:: Record set ::
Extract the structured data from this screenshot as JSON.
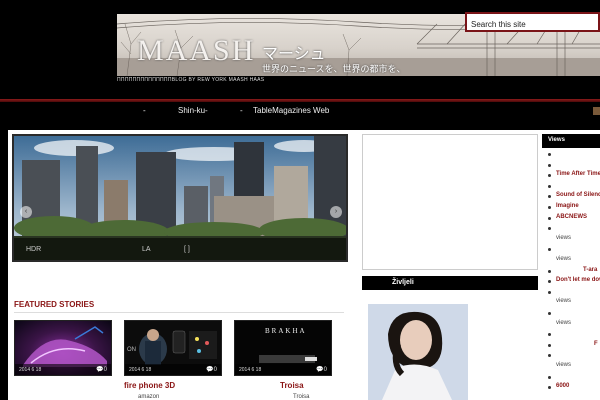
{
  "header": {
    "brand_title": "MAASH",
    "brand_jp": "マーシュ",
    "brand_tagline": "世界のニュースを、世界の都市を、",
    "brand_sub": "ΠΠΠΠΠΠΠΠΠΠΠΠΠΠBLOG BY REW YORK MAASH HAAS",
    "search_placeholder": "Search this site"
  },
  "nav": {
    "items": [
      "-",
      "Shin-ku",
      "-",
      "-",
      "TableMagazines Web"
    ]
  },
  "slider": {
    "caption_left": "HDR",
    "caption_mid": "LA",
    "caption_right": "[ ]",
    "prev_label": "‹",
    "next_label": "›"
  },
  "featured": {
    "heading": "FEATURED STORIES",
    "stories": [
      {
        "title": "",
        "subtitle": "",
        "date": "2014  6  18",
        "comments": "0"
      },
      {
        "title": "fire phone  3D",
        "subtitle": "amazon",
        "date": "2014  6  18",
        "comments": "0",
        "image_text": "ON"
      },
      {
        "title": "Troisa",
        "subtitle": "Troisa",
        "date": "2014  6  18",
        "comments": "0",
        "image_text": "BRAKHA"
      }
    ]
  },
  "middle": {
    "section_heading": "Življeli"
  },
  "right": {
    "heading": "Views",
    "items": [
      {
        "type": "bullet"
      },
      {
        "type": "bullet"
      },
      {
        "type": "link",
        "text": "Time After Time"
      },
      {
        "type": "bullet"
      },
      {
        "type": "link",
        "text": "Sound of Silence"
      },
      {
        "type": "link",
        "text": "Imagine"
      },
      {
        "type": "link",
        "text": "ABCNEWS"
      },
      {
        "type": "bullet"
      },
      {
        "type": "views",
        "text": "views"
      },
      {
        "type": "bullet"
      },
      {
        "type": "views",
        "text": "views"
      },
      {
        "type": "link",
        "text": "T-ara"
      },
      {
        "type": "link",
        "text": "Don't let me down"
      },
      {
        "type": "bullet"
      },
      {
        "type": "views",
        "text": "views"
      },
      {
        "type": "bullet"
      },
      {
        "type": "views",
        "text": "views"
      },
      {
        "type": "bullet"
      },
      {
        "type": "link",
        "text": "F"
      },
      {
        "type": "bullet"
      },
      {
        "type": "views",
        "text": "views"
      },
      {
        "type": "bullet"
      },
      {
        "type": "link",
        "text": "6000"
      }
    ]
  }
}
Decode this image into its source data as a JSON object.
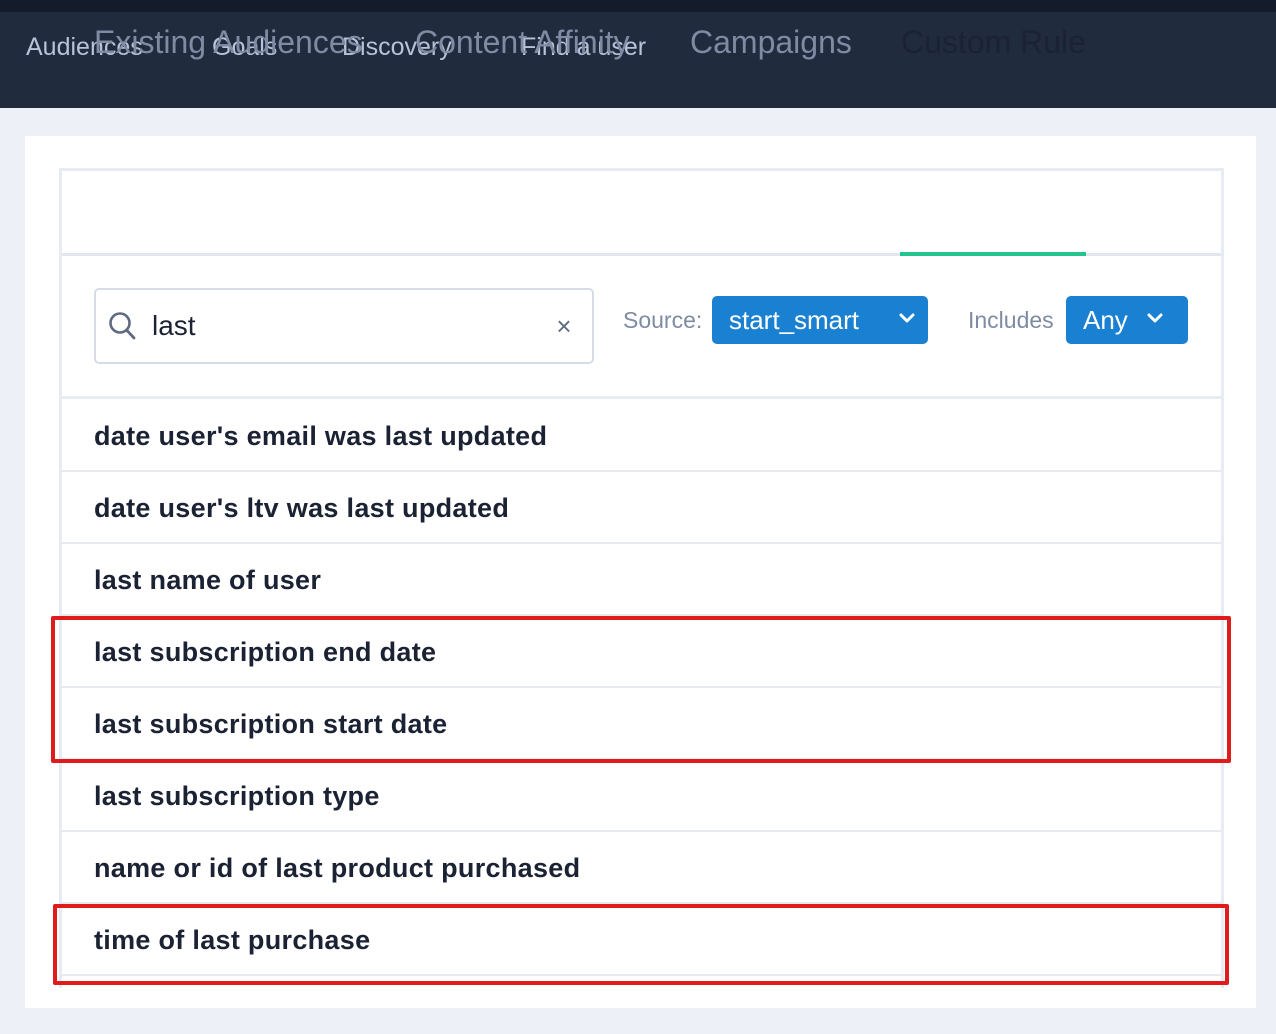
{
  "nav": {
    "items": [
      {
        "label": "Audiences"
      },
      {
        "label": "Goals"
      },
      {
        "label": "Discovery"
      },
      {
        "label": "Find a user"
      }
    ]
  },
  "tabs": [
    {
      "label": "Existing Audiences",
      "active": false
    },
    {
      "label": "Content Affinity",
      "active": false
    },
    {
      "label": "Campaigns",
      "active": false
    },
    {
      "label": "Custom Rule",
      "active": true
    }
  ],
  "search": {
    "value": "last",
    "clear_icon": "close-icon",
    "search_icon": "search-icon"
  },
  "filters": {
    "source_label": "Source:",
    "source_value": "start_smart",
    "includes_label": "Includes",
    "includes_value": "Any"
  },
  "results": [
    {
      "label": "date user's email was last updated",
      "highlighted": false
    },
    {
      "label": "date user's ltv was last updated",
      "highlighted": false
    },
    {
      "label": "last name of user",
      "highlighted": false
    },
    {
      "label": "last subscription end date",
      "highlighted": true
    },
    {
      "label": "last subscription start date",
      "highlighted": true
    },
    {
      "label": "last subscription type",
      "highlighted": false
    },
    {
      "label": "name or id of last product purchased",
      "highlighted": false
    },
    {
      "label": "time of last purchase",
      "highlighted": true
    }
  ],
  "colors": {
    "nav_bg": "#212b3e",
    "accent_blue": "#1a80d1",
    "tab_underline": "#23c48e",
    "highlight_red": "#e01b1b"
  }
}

:: Brief ::
Pictures in the data above should not be copied; transcribe everything else exactly.

:: Final result ::
Extract the structured data from this screenshot as JSON.
{
  "header": {
    "brand_title": "MAASH",
    "brand_jp": "マーシュ",
    "brand_tagline": "世界のニュースを、世界の都市を、",
    "brand_sub": "ΠΠΠΠΠΠΠΠΠΠΠΠΠΠBLOG BY REW YORK MAASH HAAS",
    "search_placeholder": "Search this site"
  },
  "nav": {
    "items": [
      "-",
      "Shin-ku",
      "-",
      "-",
      "TableMagazines Web"
    ]
  },
  "slider": {
    "caption_left": "HDR",
    "caption_mid": "LA",
    "caption_right": "[ ]",
    "prev_label": "‹",
    "next_label": "›"
  },
  "featured": {
    "heading": "FEATURED STORIES",
    "stories": [
      {
        "title": "",
        "subtitle": "",
        "date": "2014  6  18",
        "comments": "0"
      },
      {
        "title": "fire phone  3D",
        "subtitle": "amazon",
        "date": "2014  6  18",
        "comments": "0",
        "image_text": "ON"
      },
      {
        "title": "Troisa",
        "subtitle": "Troisa",
        "date": "2014  6  18",
        "comments": "0",
        "image_text": "BRAKHA"
      }
    ]
  },
  "middle": {
    "section_heading": "Življeli"
  },
  "right": {
    "heading": "Views",
    "items": [
      {
        "type": "bullet"
      },
      {
        "type": "bullet"
      },
      {
        "type": "link",
        "text": "Time After Time"
      },
      {
        "type": "bullet"
      },
      {
        "type": "link",
        "text": "Sound of Silence"
      },
      {
        "type": "link",
        "text": "Imagine"
      },
      {
        "type": "link",
        "text": "ABCNEWS"
      },
      {
        "type": "bullet"
      },
      {
        "type": "views",
        "text": "views"
      },
      {
        "type": "bullet"
      },
      {
        "type": "views",
        "text": "views"
      },
      {
        "type": "link",
        "text": "T-ara"
      },
      {
        "type": "link",
        "text": "Don't let me down"
      },
      {
        "type": "bullet"
      },
      {
        "type": "views",
        "text": "views"
      },
      {
        "type": "bullet"
      },
      {
        "type": "views",
        "text": "views"
      },
      {
        "type": "bullet"
      },
      {
        "type": "link",
        "text": "F"
      },
      {
        "type": "bullet"
      },
      {
        "type": "views",
        "text": "views"
      },
      {
        "type": "bullet"
      },
      {
        "type": "link",
        "text": "6000"
      }
    ]
  }
}
Decode this image into its source data as a JSON object.
{
  "nav": {
    "items": [
      {
        "label": "Audiences"
      },
      {
        "label": "Goals"
      },
      {
        "label": "Discovery"
      },
      {
        "label": "Find a user"
      }
    ]
  },
  "tabs": [
    {
      "label": "Existing Audiences",
      "active": false
    },
    {
      "label": "Content Affinity",
      "active": false
    },
    {
      "label": "Campaigns",
      "active": false
    },
    {
      "label": "Custom Rule",
      "active": true
    }
  ],
  "search": {
    "value": "last",
    "clear_icon": "close-icon",
    "search_icon": "search-icon"
  },
  "filters": {
    "source_label": "Source:",
    "source_value": "start_smart",
    "includes_label": "Includes",
    "includes_value": "Any"
  },
  "results": [
    {
      "label": "date user's email was last updated",
      "highlighted": false
    },
    {
      "label": "date user's ltv was last updated",
      "highlighted": false
    },
    {
      "label": "last name of user",
      "highlighted": false
    },
    {
      "label": "last subscription end date",
      "highlighted": true
    },
    {
      "label": "last subscription start date",
      "highlighted": true
    },
    {
      "label": "last subscription type",
      "highlighted": false
    },
    {
      "label": "name or id of last product purchased",
      "highlighted": false
    },
    {
      "label": "time of last purchase",
      "highlighted": true
    }
  ],
  "colors": {
    "nav_bg": "#212b3e",
    "accent_blue": "#1a80d1",
    "tab_underline": "#23c48e",
    "highlight_red": "#e01b1b"
  }
}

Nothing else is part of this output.